__Data extract__
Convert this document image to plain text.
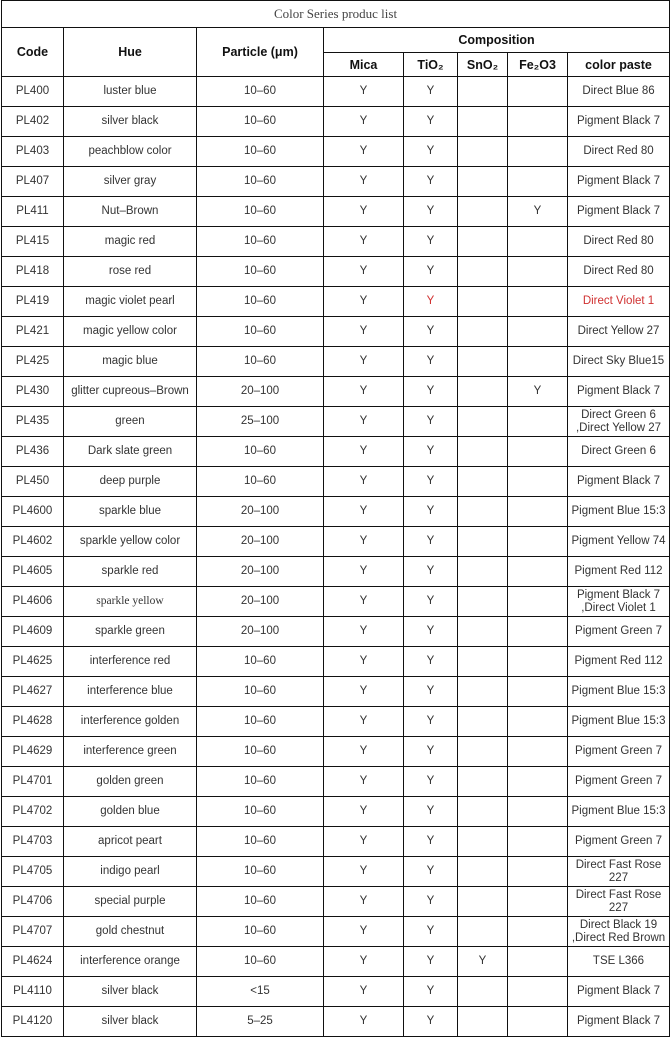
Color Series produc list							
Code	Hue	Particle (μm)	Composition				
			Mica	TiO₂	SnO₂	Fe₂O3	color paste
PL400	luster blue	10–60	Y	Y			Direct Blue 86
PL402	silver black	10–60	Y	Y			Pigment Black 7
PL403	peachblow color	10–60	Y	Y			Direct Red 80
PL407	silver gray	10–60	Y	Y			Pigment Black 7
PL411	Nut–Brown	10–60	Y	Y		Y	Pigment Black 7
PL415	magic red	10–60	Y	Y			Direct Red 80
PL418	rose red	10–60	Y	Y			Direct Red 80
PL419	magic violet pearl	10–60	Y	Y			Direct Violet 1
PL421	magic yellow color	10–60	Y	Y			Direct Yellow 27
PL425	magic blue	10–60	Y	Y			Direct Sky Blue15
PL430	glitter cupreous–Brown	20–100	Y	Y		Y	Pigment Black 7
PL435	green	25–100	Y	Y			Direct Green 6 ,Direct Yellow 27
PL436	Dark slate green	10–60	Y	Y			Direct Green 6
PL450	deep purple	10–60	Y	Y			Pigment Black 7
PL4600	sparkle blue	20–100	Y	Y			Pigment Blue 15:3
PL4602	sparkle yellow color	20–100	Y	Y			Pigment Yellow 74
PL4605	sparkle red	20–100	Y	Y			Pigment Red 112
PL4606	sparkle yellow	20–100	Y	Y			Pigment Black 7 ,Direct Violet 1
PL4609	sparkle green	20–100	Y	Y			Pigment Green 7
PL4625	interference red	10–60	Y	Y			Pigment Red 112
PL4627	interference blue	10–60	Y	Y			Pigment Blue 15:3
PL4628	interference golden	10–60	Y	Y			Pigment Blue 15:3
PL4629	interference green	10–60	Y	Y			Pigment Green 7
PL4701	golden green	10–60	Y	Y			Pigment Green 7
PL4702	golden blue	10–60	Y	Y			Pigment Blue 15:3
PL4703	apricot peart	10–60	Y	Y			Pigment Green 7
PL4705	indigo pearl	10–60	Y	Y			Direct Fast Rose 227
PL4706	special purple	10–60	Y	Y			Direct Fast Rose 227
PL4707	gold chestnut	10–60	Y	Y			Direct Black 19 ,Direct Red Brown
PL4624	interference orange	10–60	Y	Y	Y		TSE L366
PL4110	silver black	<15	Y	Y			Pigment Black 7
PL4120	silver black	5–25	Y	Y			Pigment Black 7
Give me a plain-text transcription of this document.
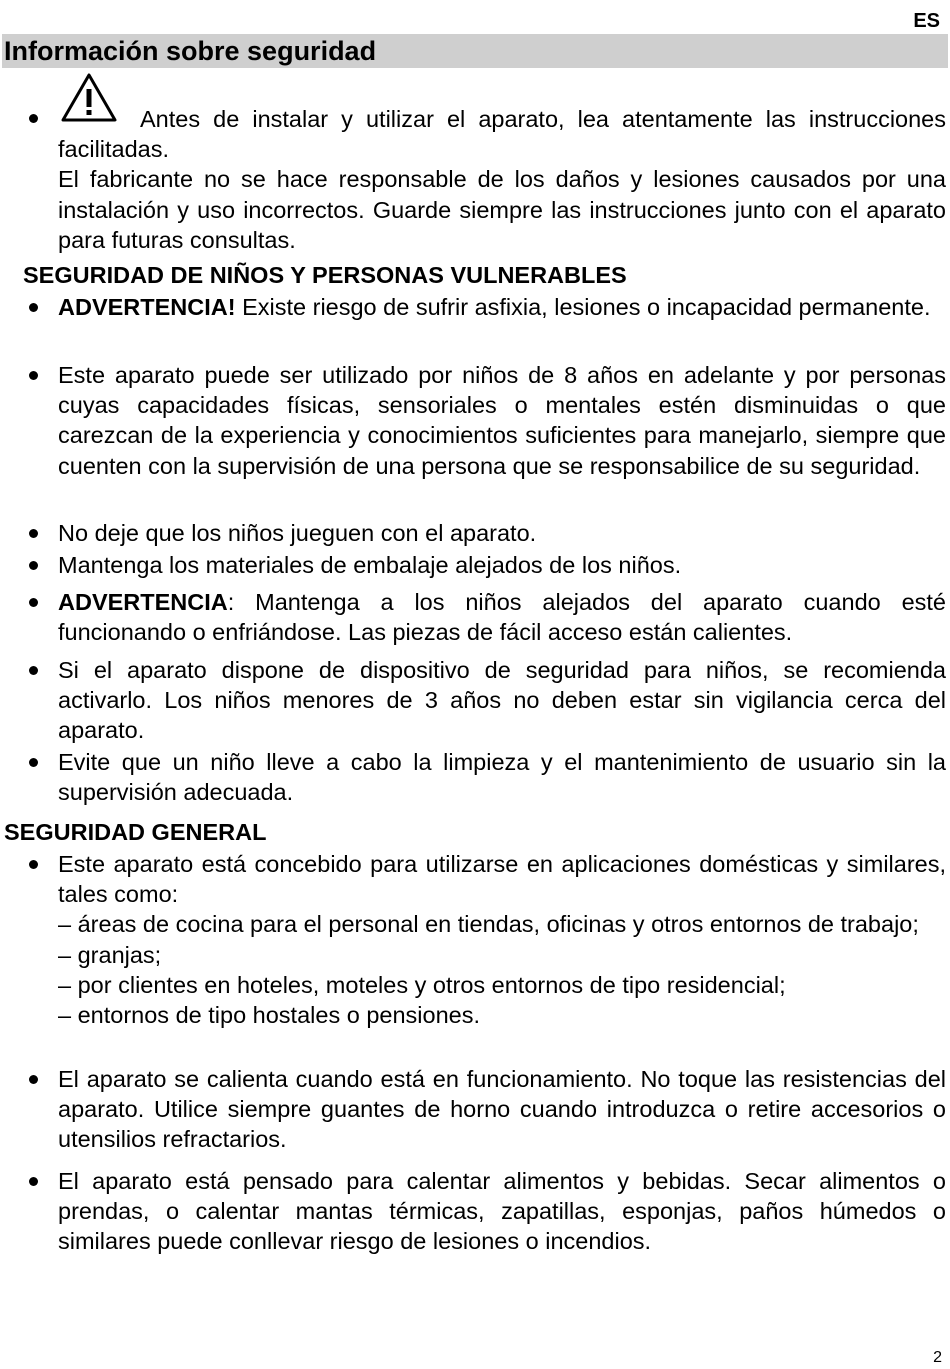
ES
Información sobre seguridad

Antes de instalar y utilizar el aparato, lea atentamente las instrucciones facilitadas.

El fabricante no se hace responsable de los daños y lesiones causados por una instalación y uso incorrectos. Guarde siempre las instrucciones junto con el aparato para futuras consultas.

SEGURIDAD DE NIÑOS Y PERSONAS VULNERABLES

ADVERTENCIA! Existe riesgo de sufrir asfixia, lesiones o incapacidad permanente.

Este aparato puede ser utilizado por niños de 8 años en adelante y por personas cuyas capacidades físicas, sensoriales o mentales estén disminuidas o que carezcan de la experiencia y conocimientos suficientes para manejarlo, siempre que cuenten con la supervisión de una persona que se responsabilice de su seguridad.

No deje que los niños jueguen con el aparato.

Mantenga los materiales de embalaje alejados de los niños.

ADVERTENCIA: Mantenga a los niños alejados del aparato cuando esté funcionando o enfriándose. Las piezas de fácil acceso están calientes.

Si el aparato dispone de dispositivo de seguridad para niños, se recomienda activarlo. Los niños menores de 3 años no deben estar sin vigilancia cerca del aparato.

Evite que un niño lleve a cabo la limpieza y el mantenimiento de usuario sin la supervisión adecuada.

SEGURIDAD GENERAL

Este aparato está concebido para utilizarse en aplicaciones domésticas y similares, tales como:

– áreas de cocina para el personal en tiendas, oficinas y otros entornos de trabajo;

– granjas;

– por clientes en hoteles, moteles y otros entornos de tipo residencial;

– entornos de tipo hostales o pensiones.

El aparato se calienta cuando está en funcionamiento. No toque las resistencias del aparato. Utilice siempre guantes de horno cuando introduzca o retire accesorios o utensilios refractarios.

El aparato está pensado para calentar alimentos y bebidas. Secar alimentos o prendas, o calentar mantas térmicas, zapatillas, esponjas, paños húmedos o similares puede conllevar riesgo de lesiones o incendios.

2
---
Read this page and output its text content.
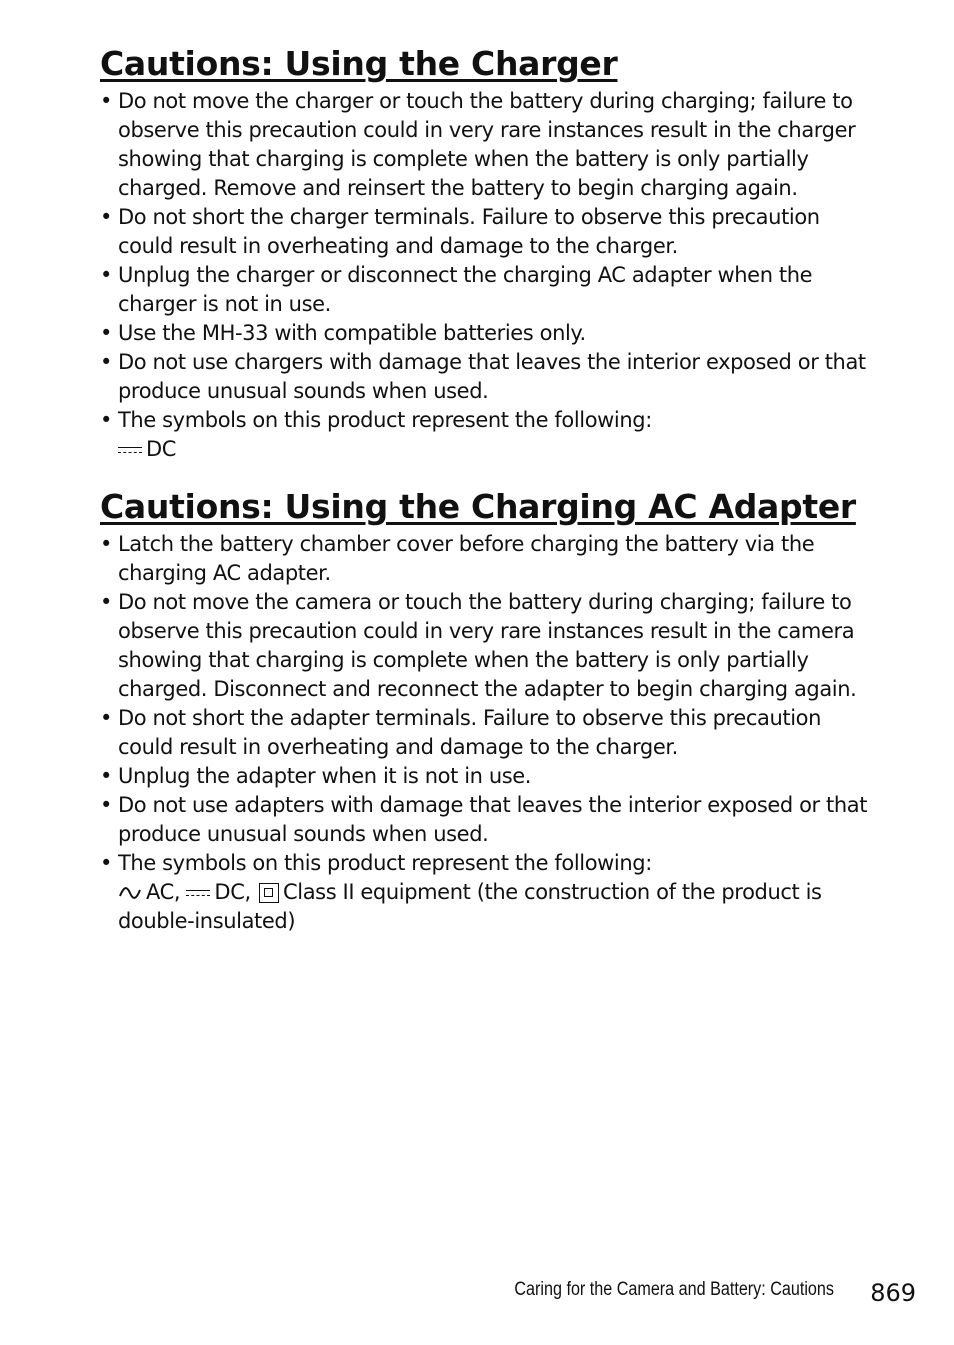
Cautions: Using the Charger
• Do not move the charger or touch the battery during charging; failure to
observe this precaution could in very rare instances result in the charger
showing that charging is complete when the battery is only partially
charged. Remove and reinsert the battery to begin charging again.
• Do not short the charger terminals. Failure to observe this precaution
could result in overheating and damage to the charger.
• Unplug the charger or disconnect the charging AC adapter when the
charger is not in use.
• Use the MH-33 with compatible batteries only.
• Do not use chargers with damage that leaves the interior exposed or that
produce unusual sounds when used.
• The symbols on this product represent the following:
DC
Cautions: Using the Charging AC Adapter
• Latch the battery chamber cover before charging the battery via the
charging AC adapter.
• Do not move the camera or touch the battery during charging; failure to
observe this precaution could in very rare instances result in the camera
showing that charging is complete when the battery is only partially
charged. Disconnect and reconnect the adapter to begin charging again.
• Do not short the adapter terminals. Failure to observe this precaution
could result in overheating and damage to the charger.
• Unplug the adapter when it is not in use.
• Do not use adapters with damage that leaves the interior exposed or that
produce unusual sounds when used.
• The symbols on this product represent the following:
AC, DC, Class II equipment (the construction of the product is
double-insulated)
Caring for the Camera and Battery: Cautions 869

__Your instructions__
Count each line where the string "interior" occurs, and write only the number.

__Solution for this task__
2